本文
このトピックで紹介するヒントとガイドラインは、ビジネス インテリジェンス ソリューションの移植性を向上し、言語および照合順序の設定に直接関連するエラーを回避するために役立ちます。

  • スタック全体で同様の照合順序を使用する

  • 照合順序に関する一般的な推奨事項

  • オブジェクト識別子の大文字と小文字の区別

  • Excel と SQL Server Profiler を使用したロケールのテスト

  • 翻訳が含まれるソリューションで MDX クエリを作成する

  • 日付と時刻の値を含む MDX クエリを作成する

スタック全体で同様の照合順序を使用する

可能であれば、データベース エンジンに使用する Analysis Services で同じ照合順序設定値を使用し、文字幅の区別、大文字と小文字の区別、およびアクセントの区別を一致させるようにしてください。

各サービスには独自の照合順序が設定されます。データベース エンジンの既定の設定は SQL_Latin1_General_CP1_CI_AS、Analysis Services の設定は Latin1_General_AS です。 既定値は、大文字と小文字、文字幅、およびアクセントの区別に関して互換性があります。 いずれかの照合順序の設定を変更すると、照合順序の特性が根本的に異なる場合に、問題が発生することがある点に注意してください。

照合順序の設定が機能的に等価であっても、文字列内のどこかに空白文字がある場合に各サービスによって文字列の解釈が異なるために、特殊なケースとして問題が起こることがあります。

空白文字は、Unicode で 1 バイト文字セット (SBCS) または 2 バイト文字セット (DBCS) として表現できるため、"特殊なケース" に当たります。 リレーショナル エンジンでは、1 つは SBCS の空白、もう 1 つは DBCS の空白で区切られた 2 つの複合文字列は、同一と見なされます。 Analysis Services の処理中には、2 つの複合文字列は内容が同じでも実体としては同一でないため、2 番目のインスタンスが重複としてフラグが付けられます。

さらに詳しい情報と推奨される回避策については、「Unicode 文字列に含まれる空白は照合順序に応じて処理結果が異なる」を参照してください。

項目一覧
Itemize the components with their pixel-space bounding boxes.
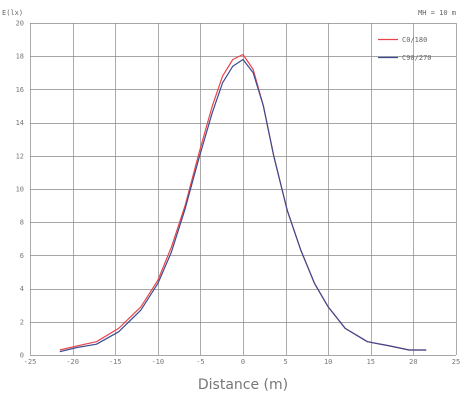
y-tick-label: 12 xyxy=(16,152,24,160)
y-tick-label: 14 xyxy=(16,119,24,127)
x-tick-label: -20 xyxy=(66,358,79,366)
y-tick-label: 4 xyxy=(20,285,24,293)
x-tick-label: -5 xyxy=(196,358,204,366)
x-tick-label: 20 xyxy=(409,358,417,366)
y-tick-label: 10 xyxy=(16,186,24,194)
x-tick-label: 25 xyxy=(452,358,460,366)
y-tick-label: 20 xyxy=(16,20,24,28)
legend-label-c0-180: C0/180 xyxy=(402,36,427,44)
y-tick-label: 6 xyxy=(20,252,24,260)
y-tick-label: 2 xyxy=(20,318,24,326)
grid xyxy=(30,23,457,356)
legend: C0/180 C90/270 xyxy=(378,36,432,62)
y-tick-label: 16 xyxy=(16,86,24,94)
x-tick-label: -15 xyxy=(109,358,122,366)
x-tick-label: 15 xyxy=(367,358,375,366)
mounting-height-annotation: MH = 10 m xyxy=(418,9,456,17)
series-line-c90-270 xyxy=(59,58,427,353)
y-axis-title: E(lx) xyxy=(2,9,23,17)
x-tick-label: 0 xyxy=(241,358,245,366)
x-axis-title: Distance (m) xyxy=(198,377,288,393)
x-tick-label: 5 xyxy=(283,358,287,366)
y-tick-label: 18 xyxy=(16,53,24,61)
tick-labels: -25 -20 -15 -10 -5 0 5 10 15 20 25 0 2 4 6 8 10 12 14 16 18 2… xyxy=(16,20,461,367)
x-tick-label: -25 xyxy=(24,358,37,366)
x-tick-label: 10 xyxy=(324,358,332,366)
legend-label-c90-270: C90/270 xyxy=(402,54,432,62)
y-tick-label: 8 xyxy=(20,219,24,227)
x-tick-label: -10 xyxy=(151,358,164,366)
y-tick-label: 0 xyxy=(20,352,24,360)
series-layer xyxy=(59,53,427,353)
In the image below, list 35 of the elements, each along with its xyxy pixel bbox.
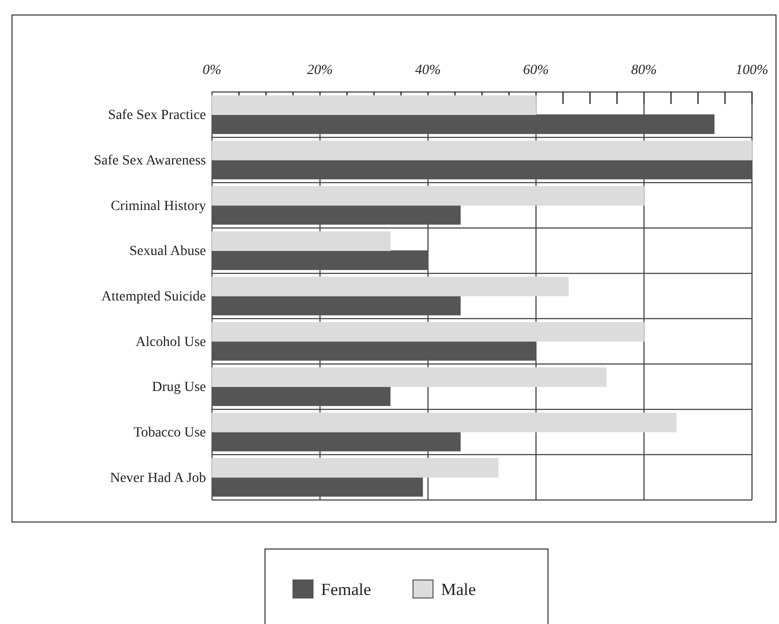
bar [212,250,428,270]
y-tick-label: Safe Sex Awareness [94,153,206,168]
x-tick-label: 80% [631,63,657,78]
bar [212,458,498,478]
y-tick-label: Attempted Suicide [101,289,206,304]
y-tick-label: Drug Use [152,380,206,396]
bar [212,276,569,296]
bar [212,205,461,225]
bar [212,231,390,251]
bar [212,367,606,387]
y-tick-label: Never Had A Job [110,470,206,486]
bar [212,412,677,432]
x-tick-label: 20% [307,63,333,78]
bar [212,186,644,206]
y-tick-label: Safe Sex Practice [108,108,206,124]
bar [212,341,536,361]
bar [212,432,461,452]
y-tick-label: Sexual Abuse [129,244,206,260]
x-tick-label: 60% [523,63,549,78]
y-tick-label: Tobacco Use [134,425,206,440]
bar [212,160,752,180]
y-tick-label: Criminal History [110,198,206,214]
legend-label: Male [441,580,476,599]
bar [212,322,644,342]
x-tick-label: 40% [415,63,441,78]
bar [212,386,390,406]
bar [212,296,461,316]
bar [212,477,423,497]
legend-label: Female [321,580,372,599]
y-tick-label: Alcohol Use [136,334,206,350]
x-tick-label: 0% [202,63,222,78]
bar [212,140,752,160]
bar [212,95,536,115]
x-tick-label: 100% [736,63,768,78]
bar [212,114,714,134]
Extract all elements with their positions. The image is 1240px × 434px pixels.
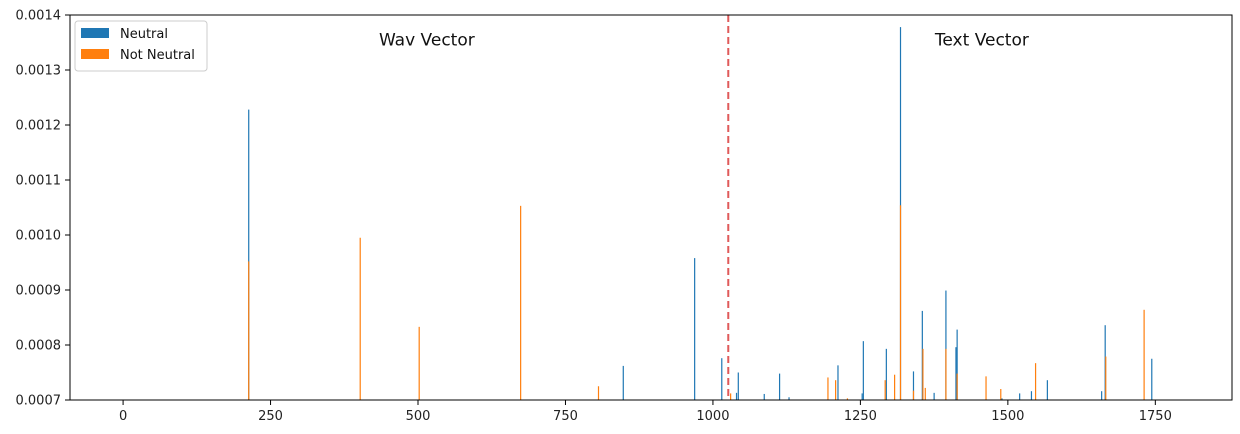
not-neutral-bar-15 [945, 348, 947, 400]
not-neutral-bar-8 [846, 398, 849, 400]
annotation-wav-vector: Wav Vector [379, 30, 475, 50]
x-tick-label-5: 1250 [844, 409, 877, 424]
neutral-bar-18 [955, 347, 957, 400]
not-neutral-bar-6 [827, 377, 829, 400]
x-tick-label-2: 500 [406, 409, 431, 424]
legend-label-not-neutral: Not Neutral [120, 48, 195, 63]
neutral-bar-8 [788, 397, 790, 400]
neutral-bar-11 [862, 341, 864, 400]
neutral-bar-5 [737, 372, 739, 400]
neutral-bar-16 [933, 392, 935, 400]
x-tick-label-1: 250 [258, 409, 283, 424]
neutral-bar-20 [1001, 398, 1003, 400]
not-neutral-bar-13 [922, 348, 924, 400]
not-neutral-bar-17 [985, 376, 987, 400]
not-neutral-bar-19 [1034, 363, 1037, 400]
neutral-bar-0 [248, 109, 250, 400]
not-neutral-bar-12 [912, 390, 915, 400]
neutral-bar-14 [912, 371, 915, 400]
neutral-bar-23 [1046, 380, 1048, 400]
neutral-bar-10 [861, 393, 863, 400]
y-tick-label-2: 0.0009 [16, 284, 62, 299]
neutral-bar-3 [721, 358, 723, 400]
y-tick-label-0: 0.0007 [16, 394, 62, 409]
neutral-bar-9 [837, 365, 839, 400]
x-tick-label-0: 0 [119, 409, 127, 424]
y-tick-label-4: 0.0011 [16, 174, 62, 189]
neutral-bar-22 [1030, 391, 1033, 400]
not-neutral-bar-20 [1105, 356, 1107, 400]
neutral-bar-17 [945, 290, 947, 400]
not-neutral-bar-21 [1143, 309, 1145, 400]
neutral-bar-21 [1019, 393, 1021, 400]
x-tick-label-7: 1750 [1139, 409, 1172, 424]
not-neutral-bar-7 [835, 380, 837, 400]
legend-swatch-neutral [81, 28, 109, 38]
neutral-bar-4 [735, 392, 738, 400]
neutral-bars [248, 27, 1153, 400]
neutral-bar-1 [622, 365, 624, 400]
neutral-bar-7 [778, 373, 781, 400]
not-neutral-bar-14 [924, 387, 926, 400]
neutral-bar-2 [694, 258, 696, 400]
neutral-bar-19 [956, 329, 958, 400]
y-axis: 0.0007 0.0008 0.0009 0.0010 0.0011 0.0012 0.00… [16, 9, 70, 409]
not-neutral-bar-18 [1000, 389, 1002, 400]
neutral-bar-12 [885, 348, 887, 400]
not-neutral-bars [248, 205, 1145, 400]
y-tick-label-7: 0.0014 [16, 9, 62, 24]
not-neutral-bar-1 [359, 237, 361, 400]
neutral-bar-6 [763, 393, 765, 400]
y-tick-label-1: 0.0008 [16, 339, 62, 354]
not-neutral-bar-10 [894, 374, 896, 400]
not-neutral-bar-5 [730, 393, 732, 400]
not-neutral-bar-16 [956, 373, 958, 400]
x-axis: 0 250 500 750 1000 1250 1500 1750 [119, 400, 1172, 424]
not-neutral-bar-0 [248, 261, 250, 400]
y-tick-label-5: 0.0012 [16, 119, 62, 134]
y-tick-label-6: 0.0013 [16, 64, 62, 79]
not-neutral-bar-2 [418, 326, 420, 400]
plot-frame [69, 14, 1233, 401]
not-neutral-bar-9 [884, 380, 886, 400]
legend-swatch-not-neutral [81, 49, 109, 59]
x-tick-label-4: 1000 [696, 409, 729, 424]
not-neutral-bar-11 [899, 205, 902, 400]
not-neutral-bar-4 [597, 386, 600, 400]
neutral-bar-24 [1101, 391, 1103, 400]
legend: Neutral Not Neutral [74, 20, 208, 72]
x-tick-label-3: 750 [553, 409, 578, 424]
not-neutral-bar-3 [520, 205, 522, 400]
x-tick-label-6: 1500 [991, 409, 1024, 424]
neutral-bar-26 [1151, 358, 1153, 400]
annotation-text-vector: Text Vector [934, 30, 1029, 50]
legend-label-neutral: Neutral [120, 27, 168, 42]
y-tick-label-3: 0.0010 [16, 229, 62, 244]
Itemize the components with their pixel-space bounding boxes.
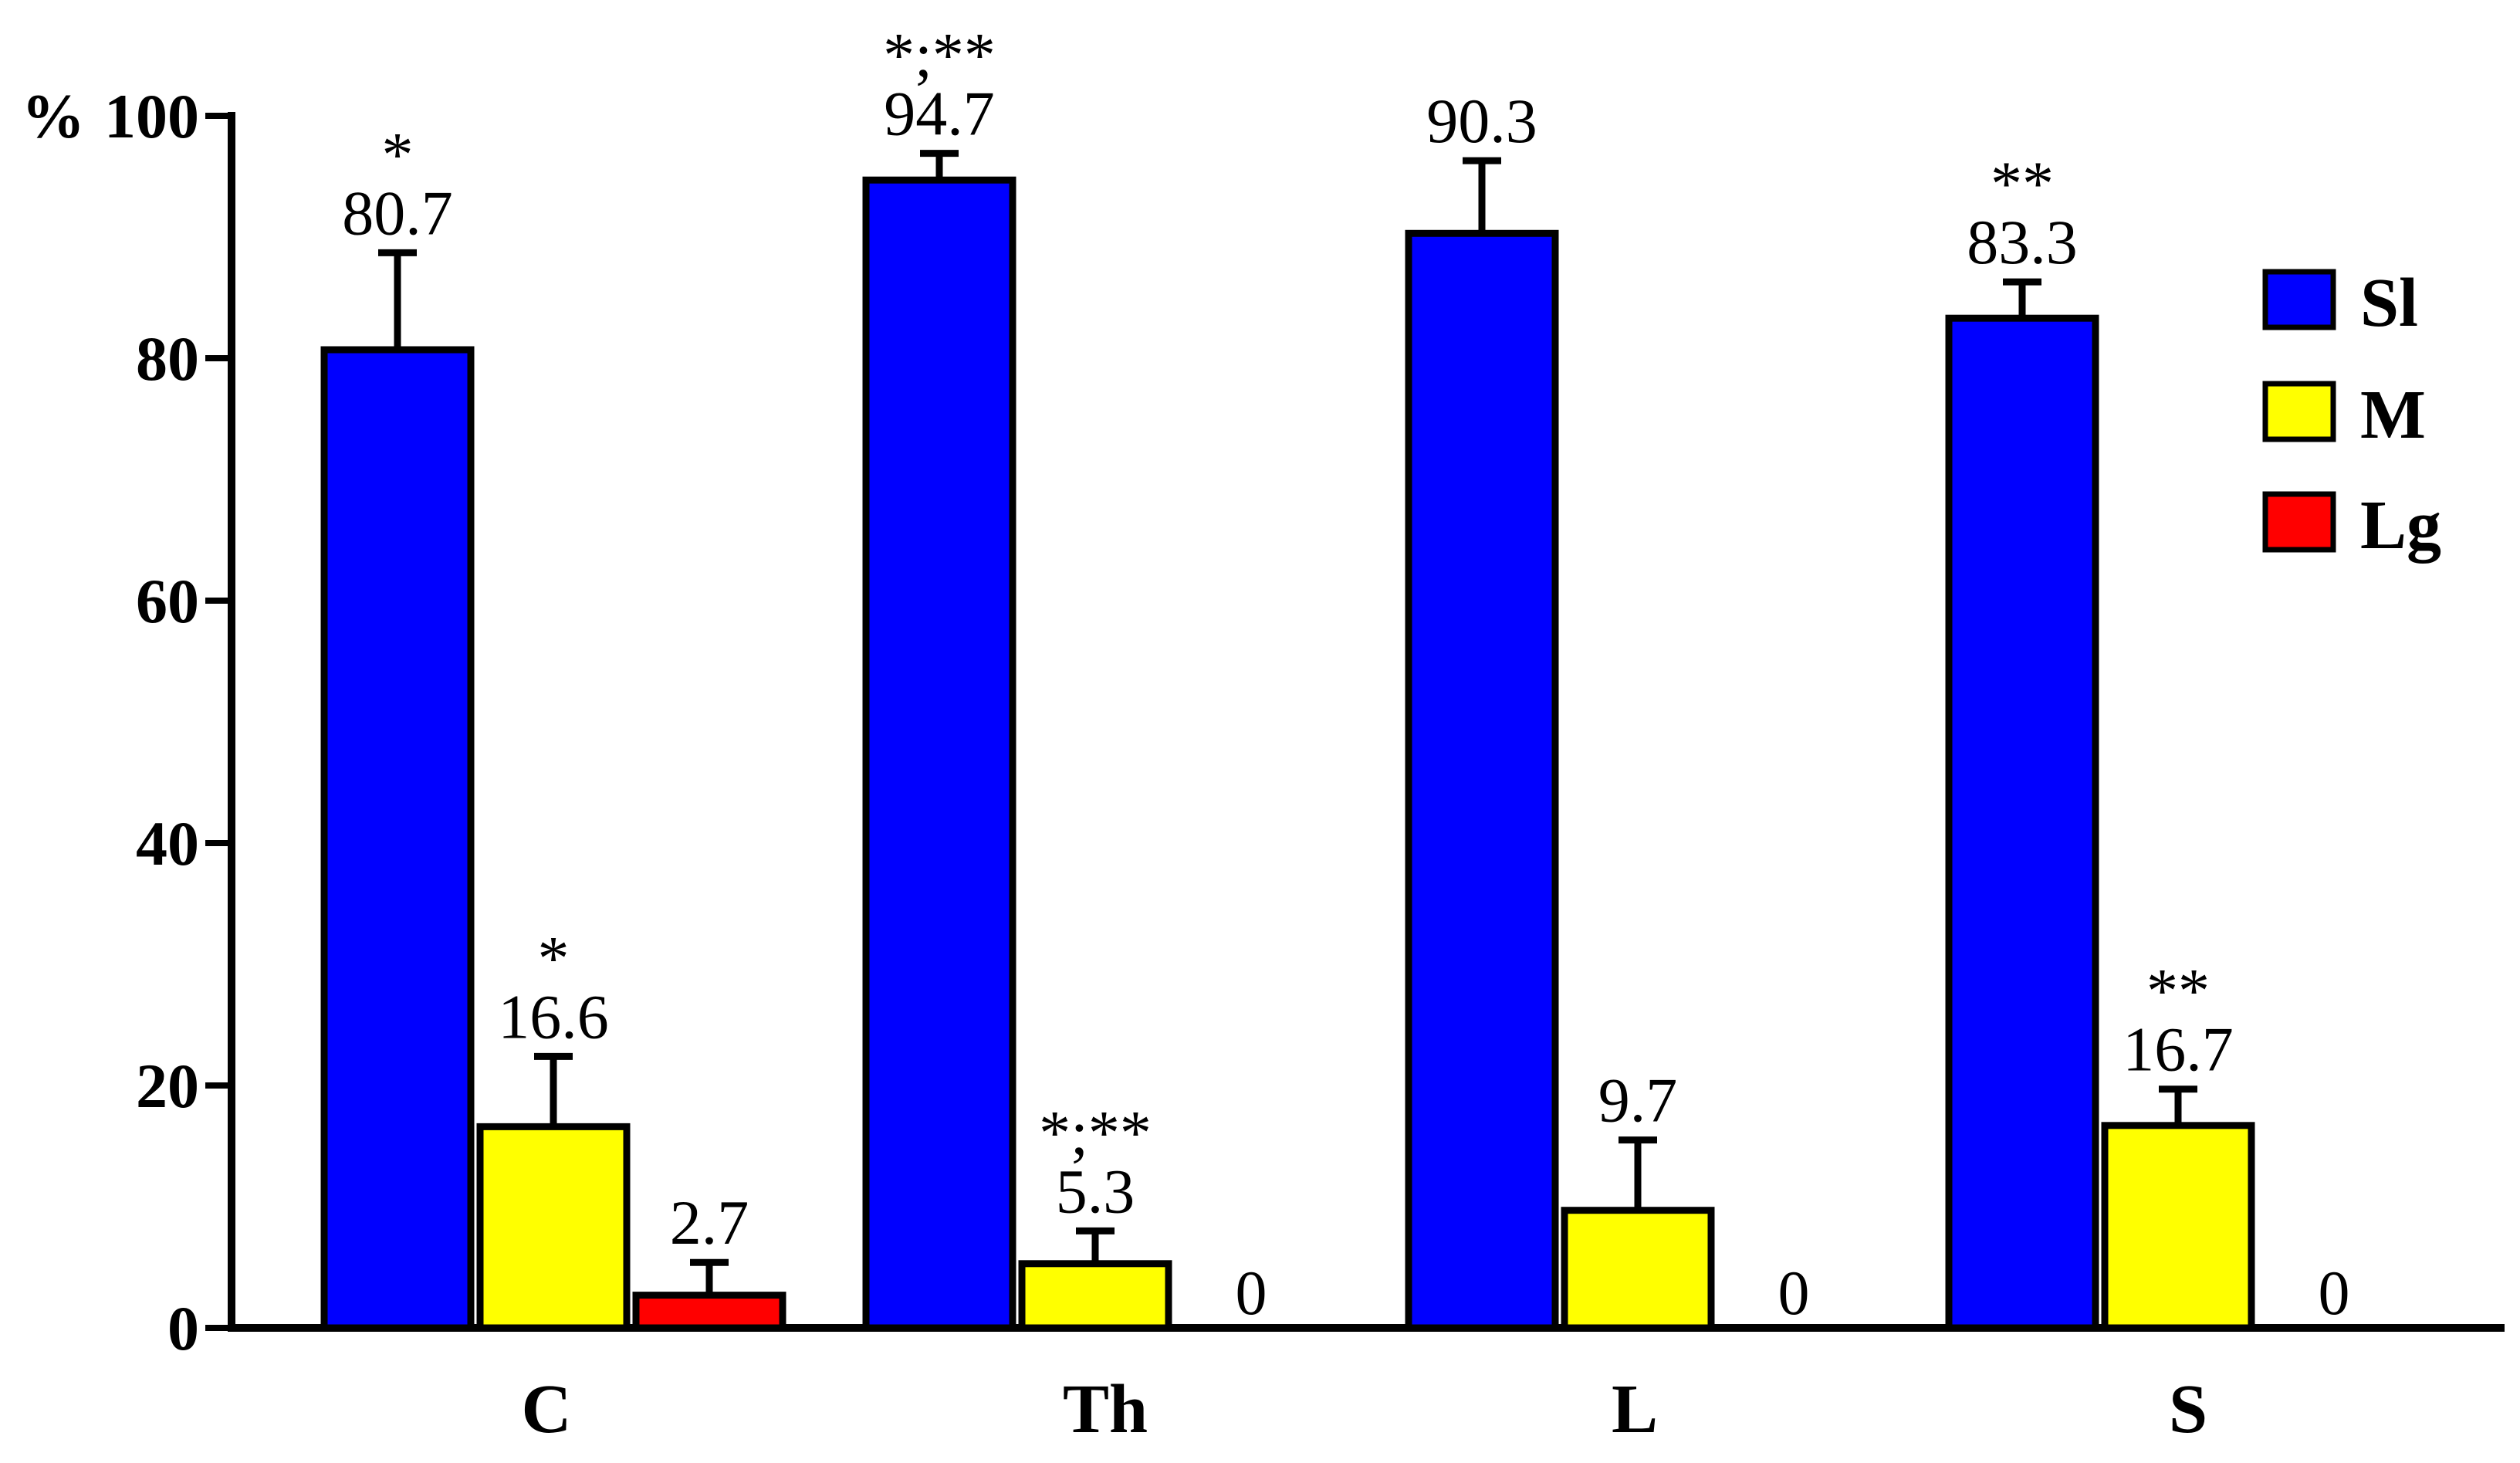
bar-sl-l (1405, 229, 1559, 1332)
bar-m-s (2101, 1122, 2255, 1332)
data-label: 0 (1236, 1258, 1267, 1328)
significance-marker: * (538, 923, 570, 993)
legend-swatch (2262, 269, 2336, 330)
y-tick-label: 60 (136, 566, 199, 636)
bar-m-l (1561, 1207, 1715, 1332)
bar-sl-th (862, 176, 1016, 1332)
data-label: 0 (2319, 1258, 2350, 1328)
significance-marker: * (382, 119, 414, 189)
x-tick-label: C (522, 1371, 572, 1448)
x-tick-label: Th (1063, 1371, 1148, 1448)
data-label: 90.3 (1426, 86, 1537, 156)
data-label: 9.7 (1598, 1065, 1678, 1136)
x-tick-label: S (2169, 1371, 2207, 1448)
data-label: 83.3 (1967, 207, 2078, 277)
legend: Sl M Lg (2262, 265, 2441, 564)
data-label: 80.7 (342, 178, 453, 248)
data-label: 2.7 (670, 1187, 749, 1258)
bar-sl-s (1945, 314, 2099, 1332)
data-label: 5.3 (1056, 1156, 1135, 1226)
data-label: 16.7 (2123, 1014, 2234, 1085)
bar-m-th (1018, 1260, 1172, 1332)
bar-sl-c (320, 346, 475, 1332)
legend-swatch (2262, 381, 2336, 442)
x-axis-ticks: C Th L S (522, 1371, 2208, 1448)
data-label: 16.6 (498, 981, 609, 1052)
x-tick-label: L (1612, 1371, 1658, 1448)
legend-label: Sl (2360, 265, 2418, 341)
y-tick-label: 100 (104, 81, 199, 151)
data-label: 94.7 (884, 79, 995, 149)
y-tick-label: 20 (136, 1051, 199, 1121)
legend-swatch (2262, 491, 2336, 553)
y-tick-label: 0 (167, 1293, 199, 1363)
bars: 80.7*94.7*;**90.383.3**16.6*5.3*;** 9.716… (320, 20, 2350, 1332)
legend-label: M (2360, 377, 2426, 453)
significance-marker: ** (1991, 148, 2054, 218)
legend-label: Lg (2360, 487, 2441, 564)
bar-m-c (476, 1123, 631, 1332)
y-axis-ticks: 0 20 40 60 80 100 (104, 81, 232, 1363)
bar-lg-c (632, 1292, 786, 1332)
y-tick-label: 40 (136, 808, 199, 879)
data-label: 0 (1778, 1258, 1810, 1328)
significance-marker: ** (2146, 956, 2210, 1026)
y-tick-label: 80 (136, 323, 199, 394)
significance-marker: *;** (883, 20, 996, 90)
significance-marker: *;** (1039, 1097, 1152, 1167)
y-axis-title: % (22, 81, 85, 151)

練習問題
(1) 照合順序についての本文から、「照合順序の設定が機能的に等価」を含むところから始めて、「異なる」を参照してください。」までの部分を一字も変えずに抜き出してください。
(2) 照合順序についての本文を読んで、次の問いに答えてください。
(a) データベース エンジンの既定の照合順序設定は何ですか。
(b) 空白文字は Unicode でどの 2 つの文字セットとして表現できますか。
(c) さらに詳しい情報と回避策を知るには、何を参照するように書かれていますか。
(3) 照合順序についての本文の最後の文のあとに続く内容を書いてください。
ここにある項目は、本文の内容とは関係ありません。

解答
(1)
照合順序の設定が機能的に等価であっても、文字列内のどこかに空白文字がある場合に各サービスによって文字列の解釈が異なるために、特殊なケースとして問題が起こることがあります。

空白文字は、Unicode で 1 バイト文字セット (SBCS) または 2 バイト文字セット (DBCS) として表現できるため、"特殊なケース" に当たります。 リレーショナル エンジンでは、1 つは SBCS の空白、もう 1 つは DBCS の空白で区切られた 2 つの複合文字列は、同一と見なされます。 Analysis Services の処理中には、2 つの複合文字列は内容が同じでも実体としては同一でないため、2 番目のインスタンスが重複としてフラグが付けられます。

さらに詳しい情報と推奨される回避策については、「Unicode 文字列に含まれる空白は照合順序に応じて処理結果が異なる」を参照してください。

(2)
(a) SQL_Latin1_General_CP1_CI_AS
(b) 1 バイト文字セット (SBCS) と 2 バイト文字セット (DBCS)
(c) 「Unicode 文字列に含まれる空白は照合順序に応じて処理結果が異なる」

(3)
照合順序に関する一般的な推奨事項

Analysis Services は、常にすべての使用可能な言語および照合順序の一覧を提示します。ユーザーが選択した言語に基づいて照合順序がフィルター処理されることはありません。 必ず、実行可能な組み合わせを選択してください。

一般的に使用される照合順序には、次の一覧にあるものが含まれます。

この一覧は、その他の選択肢を除外する明確な推奨事項ではなく、詳しい調査の開始点と見なしてください。 この一覧で特に推奨されていない照合順序が、対象となるデータに最適なものであることもあります。 データ値が適切に並べ替えられ、適切に比較されるかどうか確認する唯一の方法は、徹底的にテストすることです。 照合順序をテストする際には、いつものように、処理とクエリの両方のワークロードを実行してください。

  • Latin1_General_100_AS は、ISO 基本ラテン アルファベットの 26 文字を使用するアプリケーションによく使用されます。

  • スカンジナビア語の文字 (ø など) 含む北ヨーロッパ言語では、Finnish_Swedish_100 を使用できます。

  • ロシア語などの東ヨーロッパ言語では、多くの場合、Cyrillic_General_100 を使用します。

  • 中国語の言語および照合順序は地域によって異なりますが、一般に簡体字中国語または繁体字中国語のいずれかです。

    中華人民共和国およびシンガポールでは、Microsoft サポートの観察によると、ピンイン付きの簡体字国語の並べ替え順序がよく使用されています。 推奨される照合順序は、Chinese_PRC (SQL Server 2000 の場合)、Chinese_PRC_90 (SQL Server 2005 の場合)、または Chinese_Simplified_Pinyin_100 (SQL Server 2008 以降の場合) です。

    台湾では、繁体字中国語のほうが一般的で、推奨される並べ替え順序は画数に基づく次のものです。Chinese_Taiwan_Stroke (SQL Server 2000 の場合)、Chinese_Taiwan_Stroke_90 (SQL Server 2005 の場合)、または Chinese_Traditional_Stroke_Count_100 (SQL Server 2008 以降の場合)。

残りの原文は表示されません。